-- Start WORKING DATA --
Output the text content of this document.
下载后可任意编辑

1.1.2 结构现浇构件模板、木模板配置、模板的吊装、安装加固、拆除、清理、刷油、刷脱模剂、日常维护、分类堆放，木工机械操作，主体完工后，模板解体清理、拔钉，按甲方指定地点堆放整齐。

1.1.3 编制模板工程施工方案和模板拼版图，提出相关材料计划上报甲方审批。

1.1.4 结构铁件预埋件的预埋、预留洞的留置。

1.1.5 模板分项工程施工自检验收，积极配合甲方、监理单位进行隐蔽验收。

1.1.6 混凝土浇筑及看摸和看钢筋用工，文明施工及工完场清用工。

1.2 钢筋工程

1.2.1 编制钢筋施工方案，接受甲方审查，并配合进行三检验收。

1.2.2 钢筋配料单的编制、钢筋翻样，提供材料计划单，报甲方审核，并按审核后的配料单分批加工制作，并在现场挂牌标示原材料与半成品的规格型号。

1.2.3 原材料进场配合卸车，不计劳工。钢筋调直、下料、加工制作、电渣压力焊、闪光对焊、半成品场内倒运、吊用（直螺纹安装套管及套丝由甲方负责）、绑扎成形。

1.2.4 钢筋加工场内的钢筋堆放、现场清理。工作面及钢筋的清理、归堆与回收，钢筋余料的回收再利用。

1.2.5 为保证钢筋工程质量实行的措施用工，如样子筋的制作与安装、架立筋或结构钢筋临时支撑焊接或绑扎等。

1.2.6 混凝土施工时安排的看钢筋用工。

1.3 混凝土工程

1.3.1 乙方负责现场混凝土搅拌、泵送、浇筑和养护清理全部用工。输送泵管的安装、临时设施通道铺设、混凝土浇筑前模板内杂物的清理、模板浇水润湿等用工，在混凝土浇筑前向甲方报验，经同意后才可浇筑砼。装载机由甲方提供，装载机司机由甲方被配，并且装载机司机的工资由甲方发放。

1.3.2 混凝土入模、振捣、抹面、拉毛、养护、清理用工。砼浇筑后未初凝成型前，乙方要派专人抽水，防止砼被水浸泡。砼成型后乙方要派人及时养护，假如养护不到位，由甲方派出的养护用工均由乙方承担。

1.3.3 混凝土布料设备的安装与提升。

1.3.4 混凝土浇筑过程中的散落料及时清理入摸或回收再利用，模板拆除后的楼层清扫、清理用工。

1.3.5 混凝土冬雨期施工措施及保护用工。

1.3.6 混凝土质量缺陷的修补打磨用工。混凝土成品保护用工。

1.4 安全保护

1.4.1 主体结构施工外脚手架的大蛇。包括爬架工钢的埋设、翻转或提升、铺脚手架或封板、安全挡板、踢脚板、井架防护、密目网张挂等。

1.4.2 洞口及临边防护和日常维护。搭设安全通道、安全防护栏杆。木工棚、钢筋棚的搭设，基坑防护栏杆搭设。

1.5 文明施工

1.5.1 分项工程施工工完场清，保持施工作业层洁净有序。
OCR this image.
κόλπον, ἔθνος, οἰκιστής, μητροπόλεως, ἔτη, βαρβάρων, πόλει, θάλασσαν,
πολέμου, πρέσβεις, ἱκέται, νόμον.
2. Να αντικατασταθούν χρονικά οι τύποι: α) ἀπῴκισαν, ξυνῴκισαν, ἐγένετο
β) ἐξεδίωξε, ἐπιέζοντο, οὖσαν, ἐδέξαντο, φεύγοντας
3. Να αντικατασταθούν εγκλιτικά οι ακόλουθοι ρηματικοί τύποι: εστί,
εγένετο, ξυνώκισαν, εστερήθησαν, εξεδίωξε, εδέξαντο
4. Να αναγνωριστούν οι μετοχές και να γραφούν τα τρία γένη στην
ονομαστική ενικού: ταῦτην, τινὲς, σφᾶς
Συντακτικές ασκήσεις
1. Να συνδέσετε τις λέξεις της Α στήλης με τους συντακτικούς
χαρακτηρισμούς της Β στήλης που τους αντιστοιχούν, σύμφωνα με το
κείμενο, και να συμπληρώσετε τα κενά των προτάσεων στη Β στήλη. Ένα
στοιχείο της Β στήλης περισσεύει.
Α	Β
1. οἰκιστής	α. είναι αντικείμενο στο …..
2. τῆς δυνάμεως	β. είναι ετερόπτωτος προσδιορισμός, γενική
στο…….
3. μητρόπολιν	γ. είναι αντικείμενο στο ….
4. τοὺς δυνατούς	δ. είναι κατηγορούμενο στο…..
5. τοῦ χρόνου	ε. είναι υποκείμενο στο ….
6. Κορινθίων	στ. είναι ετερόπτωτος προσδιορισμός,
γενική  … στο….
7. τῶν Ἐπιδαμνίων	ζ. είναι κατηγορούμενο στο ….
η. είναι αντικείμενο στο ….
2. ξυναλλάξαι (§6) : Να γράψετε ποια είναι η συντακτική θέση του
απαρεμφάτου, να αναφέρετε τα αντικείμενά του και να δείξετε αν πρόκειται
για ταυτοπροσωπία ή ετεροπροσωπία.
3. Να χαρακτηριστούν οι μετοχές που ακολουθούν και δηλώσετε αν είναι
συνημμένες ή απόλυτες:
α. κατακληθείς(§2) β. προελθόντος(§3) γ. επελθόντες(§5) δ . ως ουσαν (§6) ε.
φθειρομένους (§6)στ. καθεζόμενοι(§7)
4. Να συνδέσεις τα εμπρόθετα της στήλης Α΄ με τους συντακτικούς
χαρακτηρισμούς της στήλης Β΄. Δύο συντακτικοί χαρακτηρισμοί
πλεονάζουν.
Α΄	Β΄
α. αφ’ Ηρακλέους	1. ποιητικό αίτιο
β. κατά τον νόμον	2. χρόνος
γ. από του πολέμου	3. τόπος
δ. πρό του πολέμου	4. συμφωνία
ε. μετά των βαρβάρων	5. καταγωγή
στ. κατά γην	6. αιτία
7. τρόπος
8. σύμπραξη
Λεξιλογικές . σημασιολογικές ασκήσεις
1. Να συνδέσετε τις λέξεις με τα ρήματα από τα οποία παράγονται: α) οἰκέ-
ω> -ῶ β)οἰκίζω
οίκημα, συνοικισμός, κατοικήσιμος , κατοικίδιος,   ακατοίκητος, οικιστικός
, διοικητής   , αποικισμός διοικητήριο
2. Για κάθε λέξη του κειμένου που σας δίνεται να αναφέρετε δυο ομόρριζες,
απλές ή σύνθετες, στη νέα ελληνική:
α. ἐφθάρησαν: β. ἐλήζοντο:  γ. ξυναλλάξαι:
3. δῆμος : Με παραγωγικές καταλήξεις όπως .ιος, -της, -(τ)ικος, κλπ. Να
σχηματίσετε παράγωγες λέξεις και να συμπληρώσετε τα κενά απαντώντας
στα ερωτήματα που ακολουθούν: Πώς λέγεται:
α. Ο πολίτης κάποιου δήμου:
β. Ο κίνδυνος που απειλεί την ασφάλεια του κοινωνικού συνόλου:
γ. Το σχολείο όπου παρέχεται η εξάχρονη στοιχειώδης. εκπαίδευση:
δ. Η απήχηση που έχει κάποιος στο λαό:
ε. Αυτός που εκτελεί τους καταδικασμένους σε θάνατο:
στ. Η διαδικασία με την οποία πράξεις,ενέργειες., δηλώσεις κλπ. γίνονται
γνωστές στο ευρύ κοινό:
-- End WORKING DATA --
**THE TASK**. Write each line above out exactly.

**FINAL RESULT**.
Output the text content of this document.
下载后可任意编辑

1.1.2 结构现浇构件模板、木模板配置、模板的吊装、安装加固、拆除、清理、刷油、刷脱模剂、日常维护、分类堆放，木工机械操作，主体完工后，模板解体清理、拔钉，按甲方指定地点堆放整齐。

1.1.3 编制模板工程施工方案和模板拼版图，提出相关材料计划上报甲方审批。

1.1.4 结构铁件预埋件的预埋、预留洞的留置。

1.1.5 模板分项工程施工自检验收，积极配合甲方、监理单位进行隐蔽验收。

1.1.6 混凝土浇筑及看摸和看钢筋用工，文明施工及工完场清用工。

1.2 钢筋工程

1.2.1 编制钢筋施工方案，接受甲方审查，并配合进行三检验收。

1.2.2 钢筋配料单的编制、钢筋翻样，提供材料计划单，报甲方审核，并按审核后的配料单分批加工制作，并在现场挂牌标示原材料与半成品的规格型号。

1.2.3 原材料进场配合卸车，不计劳工。钢筋调直、下料、加工制作、电渣压力焊、闪光对焊、半成品场内倒运、吊用（直螺纹安装套管及套丝由甲方负责）、绑扎成形。

1.2.4 钢筋加工场内的钢筋堆放、现场清理。工作面及钢筋的清理、归堆与回收，钢筋余料的回收再利用。

1.2.5 为保证钢筋工程质量实行的措施用工，如样子筋的制作与安装、架立筋或结构钢筋临时支撑焊接或绑扎等。

1.2.6 混凝土施工时安排的看钢筋用工。

1.3 混凝土工程

1.3.1 乙方负责现场混凝土搅拌、泵送、浇筑和养护清理全部用工。输送泵管的安装、临时设施通道铺设、混凝土浇筑前模板内杂物的清理、模板浇水润湿等用工，在混凝土浇筑前向甲方报验，经同意后才可浇筑砼。装载机由甲方提供，装载机司机由甲方被配，并且装载机司机的工资由甲方发放。

1.3.2 混凝土入模、振捣、抹面、拉毛、养护、清理用工。砼浇筑后未初凝成型前，乙方要派专人抽水，防止砼被水浸泡。砼成型后乙方要派人及时养护，假如养护不到位，由甲方派出的养护用工均由乙方承担。

1.3.3 混凝土布料设备的安装与提升。

1.3.4 混凝土浇筑过程中的散落料及时清理入摸或回收再利用，模板拆除后的楼层清扫、清理用工。

1.3.5 混凝土冬雨期施工措施及保护用工。

1.3.6 混凝土质量缺陷的修补打磨用工。混凝土成品保护用工。

1.4 安全保护

1.4.1 主体结构施工外脚手架的大蛇。包括爬架工钢的埋设、翻转或提升、铺脚手架或封板、安全挡板、踢脚板、井架防护、密目网张挂等。

1.4.2 洞口及临边防护和日常维护。搭设安全通道、安全防护栏杆。木工棚、钢筋棚的搭设，基坑防护栏杆搭设。

1.5 文明施工

1.5.1 分项工程施工工完场清，保持施工作业层洁净有序。
OCR this image.
κόλπον, ἔθνος, οἰκιστής, μητροπόλεως, ἔτη, βαρβάρων, πόλει, θάλασσαν,
πολέμου, πρέσβεις, ἱκέται, νόμον.
2. Να αντικατασταθούν χρονικά οι τύποι: α) ἀπῴκισαν, ξυνῴκισαν, ἐγένετο
β) ἐξεδίωξε, ἐπιέζοντο, οὖσαν, ἐδέξαντο, φεύγοντας
3. Να αντικατασταθούν εγκλιτικά οι ακόλουθοι ρηματικοί τύποι: εστί,
εγένετο, ξυνώκισαν, εστερήθησαν, εξεδίωξε, εδέξαντο
4. Να αναγνωριστούν οι μετοχές και να γραφούν τα τρία γένη στην
ονομαστική ενικού: ταῦτην, τινὲς, σφᾶς
Συντακτικές ασκήσεις
1. Να συνδέσετε τις λέξεις της Α στήλης με τους συντακτικούς
χαρακτηρισμούς της Β στήλης που τους αντιστοιχούν, σύμφωνα με το
κείμενο, και να συμπληρώσετε τα κενά των προτάσεων στη Β στήλη. Ένα
στοιχείο της Β στήλης περισσεύει.
Α	Β
1. οἰκιστής	α. είναι αντικείμενο στο …..
2. τῆς δυνάμεως	β. είναι ετερόπτωτος προσδιορισμός, γενική
στο…….
3. μητρόπολιν	γ. είναι αντικείμενο στο ….
4. τοὺς δυνατούς	δ. είναι κατηγορούμενο στο…..
5. τοῦ χρόνου	ε. είναι υποκείμενο στο ….
6. Κορινθίων	στ. είναι ετερόπτωτος προσδιορισμός,
γενική  … στο….
7. τῶν Ἐπιδαμνίων	ζ. είναι κατηγορούμενο στο ….
η. είναι αντικείμενο στο ….
2. ξυναλλάξαι (§6) : Να γράψετε ποια είναι η συντακτική θέση του
απαρεμφάτου, να αναφέρετε τα αντικείμενά του και να δείξετε αν πρόκειται
για ταυτοπροσωπία ή ετεροπροσωπία.
3. Να χαρακτηριστούν οι μετοχές που ακολουθούν και δηλώσετε αν είναι
συνημμένες ή απόλυτες:
α. κατακληθείς(§2) β. προελθόντος(§3) γ. επελθόντες(§5) δ . ως ουσαν (§6) ε.
φθειρομένους (§6)στ. καθεζόμενοι(§7)
4. Να συνδέσεις τα εμπρόθετα της στήλης Α΄ με τους συντακτικούς
χαρακτηρισμούς της στήλης Β΄. Δύο συντακτικοί χαρακτηρισμοί
πλεονάζουν.
Α΄	Β΄
α. αφ’ Ηρακλέους	1. ποιητικό αίτιο
β. κατά τον νόμον	2. χρόνος
γ. από του πολέμου	3. τόπος
δ. πρό του πολέμου	4. συμφωνία
ε. μετά των βαρβάρων	5. καταγωγή
στ. κατά γην	6. αιτία
7. τρόπος
8. σύμπραξη
Λεξιλογικές . σημασιολογικές ασκήσεις
1. Να συνδέσετε τις λέξεις με τα ρήματα από τα οποία παράγονται: α) οἰκέ-
ω> -ῶ β)οἰκίζω
οίκημα, συνοικισμός, κατοικήσιμος , κατοικίδιος,   ακατοίκητος, οικιστικός
, διοικητής   , αποικισμός διοικητήριο
2. Για κάθε λέξη του κειμένου που σας δίνεται να αναφέρετε δυο ομόρριζες,
απλές ή σύνθετες, στη νέα ελληνική:
α. ἐφθάρησαν: β. ἐλήζοντο:  γ. ξυναλλάξαι:
3. δῆμος : Με παραγωγικές καταλήξεις όπως .ιος, -της, -(τ)ικος, κλπ. Να
σχηματίσετε παράγωγες λέξεις και να συμπληρώσετε τα κενά απαντώντας
στα ερωτήματα που ακολουθούν: Πώς λέγεται:
α. Ο πολίτης κάποιου δήμου:
β. Ο κίνδυνος που απειλεί την ασφάλεια του κοινωνικού συνόλου:
γ. Το σχολείο όπου παρέχεται η εξάχρονη στοιχειώδης. εκπαίδευση:
δ. Η απήχηση που έχει κάποιος στο λαό:
ε. Αυτός που εκτελεί τους καταδικασμένους σε θάνατο:
στ. Η διαδικασία με την οποία πράξεις,ενέργειες., δηλώσεις κλπ. γίνονται
γνωστές στο ευρύ κοινό:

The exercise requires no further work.